EXERCISE REQUIREMENTS: Rewrite the records below, changing every "label-line" to "leader-line" and leaving everything else unchanged. Leave the pictures out of your answer.

ITEMS:
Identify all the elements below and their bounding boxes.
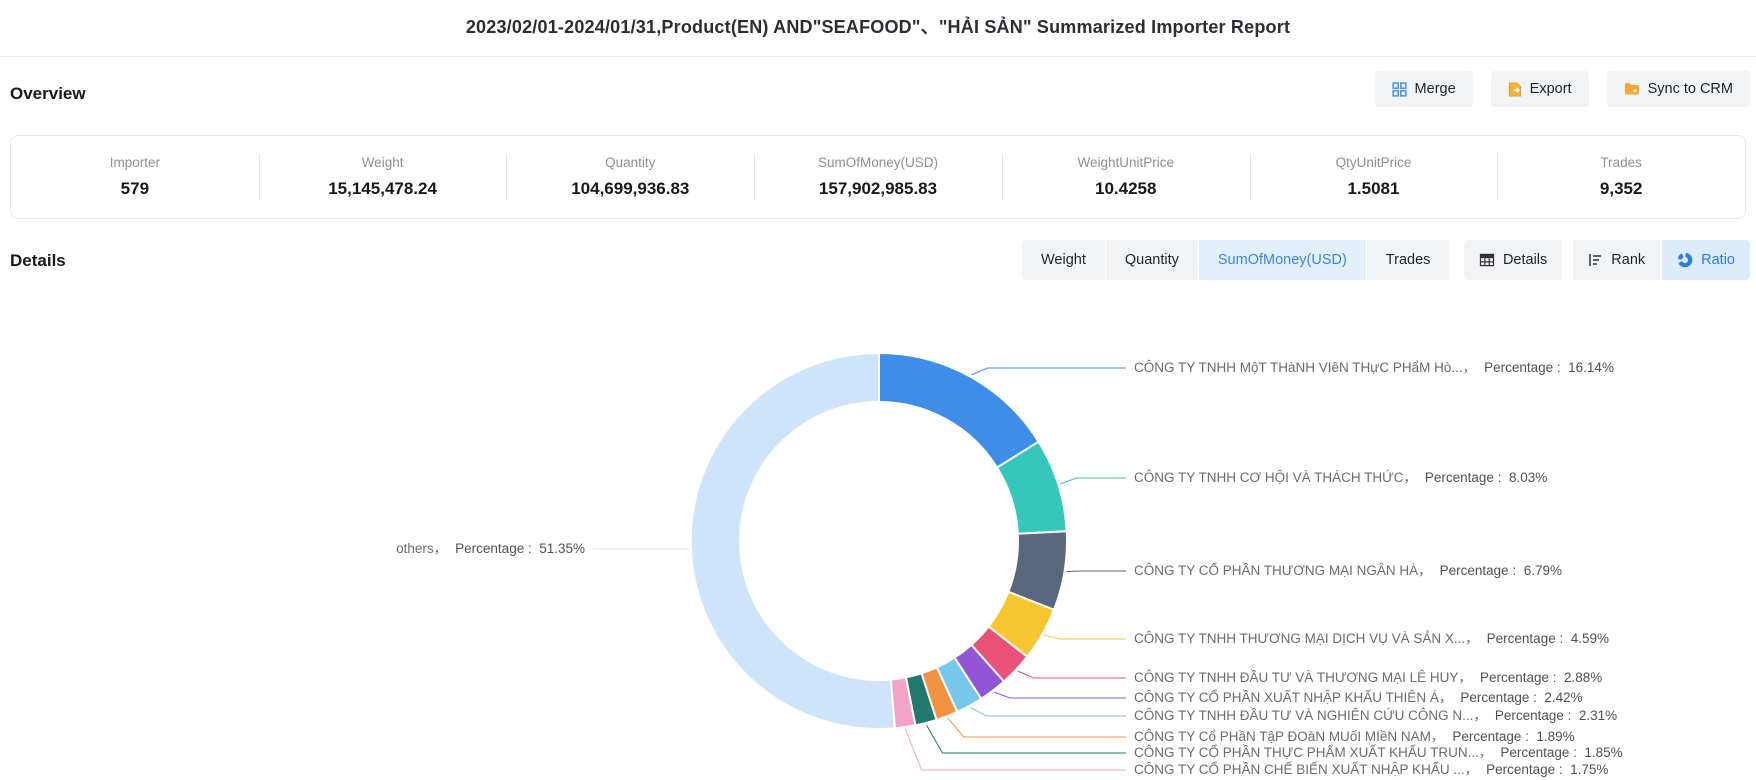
label-line — [1060, 478, 1126, 484]
chart-label-name: CÔNG TY TNHH CƠ HỘI VÀ THÁCH THỨC， — [1134, 470, 1417, 485]
chart-label-name: CÔNG TY Cổ PHầN TậP ĐOàN MUốI MIềN NAM， — [1134, 729, 1444, 744]
pie-segment-10[interactable] — [691, 353, 895, 729]
chart-label-name: CÔNG TY CỔ PHẦN XUẤT NHẬP KHẨU THIÊN Á， — [1134, 690, 1452, 705]
chart-label: CÔNG TY CỔ PHẦN THỰC PHẨM XUẤT KHẨU TRUN… — [1134, 744, 1623, 762]
label-line — [994, 692, 1126, 698]
chart-label-name: CÔNG TY TNHH ĐẦU TƯ VÀ THƯƠNG MẠI LÊ HUY… — [1134, 670, 1472, 685]
chart-label-name: CÔNG TY CỔ PHẦN CHẾ BIẾN XUẤT NHẬP KHẨU … — [1134, 762, 1478, 777]
label-line — [927, 725, 1127, 753]
chart-label: others， Percentage : 51.35% — [396, 540, 585, 558]
label-line — [1018, 671, 1126, 678]
label-line — [971, 368, 1126, 375]
label-line — [906, 729, 1127, 770]
chart-label-name: CÔNG TY TNHH THƯƠNG MẠI DỊCH VỤ VÀ SẢN X… — [1134, 631, 1479, 646]
chart-label: CÔNG TY TNHH ĐẦU TƯ VÀ NGHIÊN CỨU CÔNG N… — [1134, 707, 1617, 725]
label-line — [1067, 571, 1127, 572]
chart-label: CÔNG TY TNHH ĐẦU TƯ VÀ THƯƠNG MẠI LÊ HUY… — [1134, 669, 1602, 687]
chart-label-name: others， — [396, 541, 447, 556]
chart-label-percentage: Percentage : 1.75% — [1486, 762, 1608, 777]
chart-label-percentage: Percentage : 4.59% — [1487, 631, 1609, 646]
chart-label-percentage: Percentage : 2.42% — [1460, 690, 1582, 705]
chart-label: CÔNG TY TNHH CƠ HỘI VÀ THÁCH THỨC， Percen… — [1134, 469, 1547, 487]
chart-label: CÔNG TY TNHH THƯƠNG MẠI DỊCH VỤ VÀ SẢN X… — [1134, 630, 1609, 648]
chart-label: CÔNG TY TNHH MộT THàNH VIêN THựC PHẩM Hò… — [1134, 359, 1614, 377]
label-line — [971, 708, 1127, 717]
chart-label-percentage: Percentage : 1.85% — [1500, 745, 1622, 760]
chart-label-name: CÔNG TY TNHH MộT THàNH VIêN THựC PHẩM Hò… — [1134, 360, 1476, 375]
chart-label-name: CÔNG TY TNHH ĐẦU TƯ VÀ NGHIÊN CỨU CÔNG N… — [1134, 708, 1487, 723]
chart-label-percentage: Percentage : 51.35% — [455, 541, 585, 556]
chart-label-percentage: Percentage : 8.03% — [1425, 470, 1547, 485]
chart-label-percentage: Percentage : 1.89% — [1452, 729, 1574, 744]
pie-segment-0[interactable] — [879, 353, 1039, 468]
chart-label-percentage: Percentage : 6.79% — [1440, 563, 1562, 578]
chart-label-name: CÔNG TY CỔ PHẦN THƯƠNG MẠI NGÂN HÀ， — [1134, 563, 1432, 578]
chart-label-name: CÔNG TY CỔ PHẦN THỰC PHẨM XUẤT KHẨU TRUN… — [1134, 745, 1492, 760]
chart-label-percentage: Percentage : 2.31% — [1495, 708, 1617, 723]
label-line — [948, 718, 1126, 737]
chart-label-percentage: Percentage : 16.14% — [1484, 360, 1614, 375]
chart-label: CÔNG TY CỔ PHẦN XUẤT NHẬP KHẨU THIÊN Á， P… — [1134, 689, 1583, 707]
label-line — [1044, 635, 1126, 639]
chart-label: CÔNG TY CỔ PHẦN THƯƠNG MẠI NGÂN HÀ， Perce… — [1134, 562, 1562, 580]
importer-report-page: 2023/02/01-2024/01/31,Product(EN) AND"SE… — [0, 0, 1756, 780]
chart-label: CÔNG TY CỔ PHẦN CHẾ BIẾN XUẤT NHẬP KHẨU … — [1134, 761, 1608, 779]
chart-label-percentage: Percentage : 2.88% — [1480, 670, 1602, 685]
donut-chart[interactable] — [0, 0, 1756, 780]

REPLY:
Identify all the elements below and their bounding boxes.
leader-line — [1060, 478, 1126, 484]
chart-label-name: CÔNG TY TNHH CƠ HỘI VÀ THÁCH THỨC， — [1134, 470, 1417, 485]
chart-label-name: CÔNG TY Cổ PHầN TậP ĐOàN MUốI MIềN NAM， — [1134, 729, 1444, 744]
pie-segment-10[interactable] — [691, 353, 895, 729]
chart-label-name: CÔNG TY CỔ PHẦN XUẤT NHẬP KHẨU THIÊN Á， — [1134, 690, 1452, 705]
chart-label: CÔNG TY CỔ PHẦN THỰC PHẨM XUẤT KHẨU TRUN… — [1134, 744, 1623, 762]
leader-line — [994, 692, 1126, 698]
chart-label-name: CÔNG TY TNHH ĐẦU TƯ VÀ THƯƠNG MẠI LÊ HUY… — [1134, 670, 1472, 685]
chart-label-name: CÔNG TY CỔ PHẦN CHẾ BIẾN XUẤT NHẬP KHẨU … — [1134, 762, 1478, 777]
leader-line — [927, 725, 1127, 753]
chart-label: others， Percentage : 51.35% — [396, 540, 585, 558]
leader-line — [1018, 671, 1126, 678]
leader-line — [971, 368, 1126, 375]
leader-line — [906, 729, 1127, 770]
chart-label-name: CÔNG TY TNHH THƯƠNG MẠI DỊCH VỤ VÀ SẢN X… — [1134, 631, 1479, 646]
chart-label: CÔNG TY TNHH ĐẦU TƯ VÀ NGHIÊN CỨU CÔNG N… — [1134, 707, 1617, 725]
leader-line — [1067, 571, 1127, 572]
chart-label: CÔNG TY TNHH ĐẦU TƯ VÀ THƯƠNG MẠI LÊ HUY… — [1134, 669, 1602, 687]
chart-label-name: others， — [396, 541, 447, 556]
chart-label-percentage: Percentage : 1.75% — [1486, 762, 1608, 777]
chart-label-percentage: Percentage : 4.59% — [1487, 631, 1609, 646]
chart-label-percentage: Percentage : 2.42% — [1460, 690, 1582, 705]
chart-label: CÔNG TY TNHH CƠ HỘI VÀ THÁCH THỨC， Percen… — [1134, 469, 1547, 487]
chart-label: CÔNG TY TNHH THƯƠNG MẠI DỊCH VỤ VÀ SẢN X… — [1134, 630, 1609, 648]
chart-label: CÔNG TY TNHH MộT THàNH VIêN THựC PHẩM Hò… — [1134, 359, 1614, 377]
leader-line — [971, 708, 1127, 717]
chart-label-percentage: Percentage : 1.85% — [1500, 745, 1622, 760]
chart-label-name: CÔNG TY TNHH MộT THàNH VIêN THựC PHẩM Hò… — [1134, 360, 1476, 375]
chart-label-name: CÔNG TY TNHH ĐẦU TƯ VÀ NGHIÊN CỨU CÔNG N… — [1134, 708, 1487, 723]
chart-label-percentage: Percentage : 51.35% — [455, 541, 585, 556]
chart-label-percentage: Percentage : 8.03% — [1425, 470, 1547, 485]
chart-label-percentage: Percentage : 1.89% — [1452, 729, 1574, 744]
pie-segment-0[interactable] — [879, 353, 1039, 468]
chart-label-percentage: Percentage : 6.79% — [1440, 563, 1562, 578]
chart-label-name: CÔNG TY CỔ PHẦN THƯƠNG MẠI NGÂN HÀ， — [1134, 563, 1432, 578]
chart-label-name: CÔNG TY CỔ PHẦN THỰC PHẨM XUẤT KHẨU TRUN… — [1134, 745, 1492, 760]
chart-label-percentage: Percentage : 2.31% — [1495, 708, 1617, 723]
leader-line — [948, 718, 1126, 737]
chart-label-percentage: Percentage : 16.14% — [1484, 360, 1614, 375]
chart-label: CÔNG TY CỔ PHẦN XUẤT NHẬP KHẨU THIÊN Á， P… — [1134, 689, 1583, 707]
leader-line — [1044, 635, 1126, 639]
chart-label: CÔNG TY CỔ PHẦN THƯƠNG MẠI NGÂN HÀ， Perce… — [1134, 562, 1562, 580]
importer-report-page: 2023/02/01-2024/01/31,Product(EN) AND"SE… — [0, 0, 1756, 780]
chart-label: CÔNG TY CỔ PHẦN CHẾ BIẾN XUẤT NHẬP KHẨU … — [1134, 761, 1608, 779]
chart-label-percentage: Percentage : 2.88% — [1480, 670, 1602, 685]
donut-chart[interactable] — [0, 0, 1756, 780]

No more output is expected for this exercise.